═══ Listing ═══
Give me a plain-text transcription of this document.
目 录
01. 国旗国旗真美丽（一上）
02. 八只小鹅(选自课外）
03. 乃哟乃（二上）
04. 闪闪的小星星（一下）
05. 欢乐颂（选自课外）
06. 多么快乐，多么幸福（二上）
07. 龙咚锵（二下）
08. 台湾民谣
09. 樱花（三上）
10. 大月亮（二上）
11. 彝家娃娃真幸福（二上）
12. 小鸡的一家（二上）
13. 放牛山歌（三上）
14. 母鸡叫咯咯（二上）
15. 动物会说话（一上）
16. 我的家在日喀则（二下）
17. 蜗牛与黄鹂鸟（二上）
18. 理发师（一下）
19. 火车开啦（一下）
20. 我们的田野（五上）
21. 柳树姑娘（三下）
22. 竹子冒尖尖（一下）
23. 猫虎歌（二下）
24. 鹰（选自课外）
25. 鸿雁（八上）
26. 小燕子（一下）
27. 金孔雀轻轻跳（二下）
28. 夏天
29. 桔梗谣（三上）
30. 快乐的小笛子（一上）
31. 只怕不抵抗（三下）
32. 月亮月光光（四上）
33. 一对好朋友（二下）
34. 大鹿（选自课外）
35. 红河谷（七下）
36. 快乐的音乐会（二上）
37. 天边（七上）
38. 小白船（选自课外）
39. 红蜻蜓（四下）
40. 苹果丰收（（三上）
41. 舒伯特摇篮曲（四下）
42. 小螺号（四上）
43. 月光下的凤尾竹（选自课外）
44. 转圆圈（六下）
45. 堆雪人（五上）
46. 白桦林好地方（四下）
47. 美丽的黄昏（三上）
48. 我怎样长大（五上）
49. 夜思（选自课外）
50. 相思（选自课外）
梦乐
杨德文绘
═══
Please reproduce each record precisely as written.

Give me a plain-text transcription of this document.
目 录
01. 国旗国旗真美丽（一上）
02. 八只小鹅(选自课外）
03. 乃哟乃（二上）
04. 闪闪的小星星（一下）
05. 欢乐颂（选自课外）
06. 多么快乐，多么幸福（二上）
07. 龙咚锵（二下）
08. 台湾民谣
09. 樱花（三上）
10. 大月亮（二上）
11. 彝家娃娃真幸福（二上）
12. 小鸡的一家（二上）
13. 放牛山歌（三上）
14. 母鸡叫咯咯（二上）
15. 动物会说话（一上）
16. 我的家在日喀则（二下）
17. 蜗牛与黄鹂鸟（二上）
18. 理发师（一下）
19. 火车开啦（一下）
20. 我们的田野（五上）
21. 柳树姑娘（三下）
22. 竹子冒尖尖（一下）
23. 猫虎歌（二下）
24. 鹰（选自课外）
25. 鸿雁（八上）
26. 小燕子（一下）
27. 金孔雀轻轻跳（二下）
28. 夏天
29. 桔梗谣（三上）
30. 快乐的小笛子（一上）
31. 只怕不抵抗（三下）
32. 月亮月光光（四上）
33. 一对好朋友（二下）
34. 大鹿（选自课外）
35. 红河谷（七下）
36. 快乐的音乐会（二上）
37. 天边（七上）
38. 小白船（选自课外）
39. 红蜻蜓（四下）
40. 苹果丰收（（三上）
41. 舒伯特摇篮曲（四下）
42. 小螺号（四上）
43. 月光下的凤尾竹（选自课外）
44. 转圆圈（六下）
45. 堆雪人（五上）
46. 白桦林好地方（四下）
47. 美丽的黄昏（三上）
48. 我怎样长大（五上）
49. 夜思（选自课外）
50. 相思（选自课外）
梦乐
杨德文绘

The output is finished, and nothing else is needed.